List, from the lines below, each one with "Налоги" in it.

EXTRACTED RECORDS:
##########

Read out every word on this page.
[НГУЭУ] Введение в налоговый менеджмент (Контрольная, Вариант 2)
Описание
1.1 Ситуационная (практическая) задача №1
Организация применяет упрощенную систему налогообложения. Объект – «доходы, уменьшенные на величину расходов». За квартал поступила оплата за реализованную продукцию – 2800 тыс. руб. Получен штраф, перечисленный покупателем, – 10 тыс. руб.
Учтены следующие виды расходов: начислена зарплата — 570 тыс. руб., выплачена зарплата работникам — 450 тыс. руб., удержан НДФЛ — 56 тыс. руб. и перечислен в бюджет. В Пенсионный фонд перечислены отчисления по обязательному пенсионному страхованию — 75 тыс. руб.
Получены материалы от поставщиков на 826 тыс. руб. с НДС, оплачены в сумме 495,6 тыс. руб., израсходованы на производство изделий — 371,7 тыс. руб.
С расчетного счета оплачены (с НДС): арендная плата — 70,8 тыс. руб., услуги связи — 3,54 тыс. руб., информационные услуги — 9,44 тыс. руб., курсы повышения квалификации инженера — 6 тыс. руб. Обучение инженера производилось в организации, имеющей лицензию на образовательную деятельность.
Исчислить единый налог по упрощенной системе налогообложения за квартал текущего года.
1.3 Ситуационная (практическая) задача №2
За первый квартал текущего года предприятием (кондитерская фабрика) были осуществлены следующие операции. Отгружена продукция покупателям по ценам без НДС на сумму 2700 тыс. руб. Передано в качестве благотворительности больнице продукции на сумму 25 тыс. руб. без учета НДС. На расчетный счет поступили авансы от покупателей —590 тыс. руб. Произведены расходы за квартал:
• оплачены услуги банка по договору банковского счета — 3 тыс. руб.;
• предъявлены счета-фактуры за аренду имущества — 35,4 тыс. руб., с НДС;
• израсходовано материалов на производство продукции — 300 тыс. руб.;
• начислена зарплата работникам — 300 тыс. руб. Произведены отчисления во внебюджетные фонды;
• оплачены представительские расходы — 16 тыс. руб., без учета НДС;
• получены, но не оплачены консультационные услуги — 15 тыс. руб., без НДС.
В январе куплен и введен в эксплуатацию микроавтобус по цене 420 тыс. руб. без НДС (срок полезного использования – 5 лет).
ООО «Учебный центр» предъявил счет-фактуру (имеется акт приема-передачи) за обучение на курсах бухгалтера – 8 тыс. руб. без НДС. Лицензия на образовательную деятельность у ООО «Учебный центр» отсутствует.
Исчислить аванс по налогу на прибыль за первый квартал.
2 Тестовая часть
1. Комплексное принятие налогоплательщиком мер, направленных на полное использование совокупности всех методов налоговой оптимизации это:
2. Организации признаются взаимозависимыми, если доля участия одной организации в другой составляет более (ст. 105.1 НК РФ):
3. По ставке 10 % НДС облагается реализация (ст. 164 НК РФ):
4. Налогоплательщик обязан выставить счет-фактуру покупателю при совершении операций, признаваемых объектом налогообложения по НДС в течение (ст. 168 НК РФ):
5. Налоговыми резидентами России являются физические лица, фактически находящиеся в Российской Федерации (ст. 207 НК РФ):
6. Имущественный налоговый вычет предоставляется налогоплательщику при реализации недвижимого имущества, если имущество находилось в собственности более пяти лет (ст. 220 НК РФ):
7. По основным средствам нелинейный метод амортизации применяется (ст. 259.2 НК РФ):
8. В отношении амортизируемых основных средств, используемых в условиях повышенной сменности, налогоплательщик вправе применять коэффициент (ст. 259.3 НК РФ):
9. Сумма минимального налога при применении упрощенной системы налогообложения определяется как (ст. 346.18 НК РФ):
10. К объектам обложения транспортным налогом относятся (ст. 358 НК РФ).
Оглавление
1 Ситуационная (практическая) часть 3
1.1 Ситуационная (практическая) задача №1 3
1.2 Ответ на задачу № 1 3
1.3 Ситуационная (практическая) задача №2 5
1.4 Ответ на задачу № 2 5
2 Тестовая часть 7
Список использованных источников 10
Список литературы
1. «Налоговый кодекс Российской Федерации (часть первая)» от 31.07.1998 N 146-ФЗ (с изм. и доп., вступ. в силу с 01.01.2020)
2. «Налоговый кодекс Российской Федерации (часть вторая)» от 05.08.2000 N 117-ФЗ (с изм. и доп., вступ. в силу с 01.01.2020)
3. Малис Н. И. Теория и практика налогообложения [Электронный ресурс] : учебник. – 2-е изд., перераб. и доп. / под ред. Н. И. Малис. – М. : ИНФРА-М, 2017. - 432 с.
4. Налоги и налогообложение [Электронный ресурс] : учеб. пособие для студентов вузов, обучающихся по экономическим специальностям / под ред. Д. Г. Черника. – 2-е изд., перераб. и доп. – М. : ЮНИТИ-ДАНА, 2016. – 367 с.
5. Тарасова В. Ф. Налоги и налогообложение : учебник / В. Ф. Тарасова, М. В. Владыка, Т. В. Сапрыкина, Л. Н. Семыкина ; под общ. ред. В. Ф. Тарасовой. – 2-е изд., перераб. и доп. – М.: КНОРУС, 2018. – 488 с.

##########

RESULT BELOW:
4. Налоги и налогообложение [Электронный ресурс] : учеб. пособие для студентов вузов, обучающихся по экономическим специальностям / под ред. Д. Г. Черника. – 2-е изд., перераб. и доп. – М. : ЮНИТИ-ДАНА, 2016. – 367 с.
5. Тарасова В. Ф. Налоги и налогообложение : учебник / В. Ф. Тарасова, М. В. Владыка, Т. В. Сапрыкина, Л. Н. Семыкина ; под общ. ред. В. Ф. Тарасовой. – 2-е изд., перераб. и доп. – М.: КНОРУС, 2018. – 488 с.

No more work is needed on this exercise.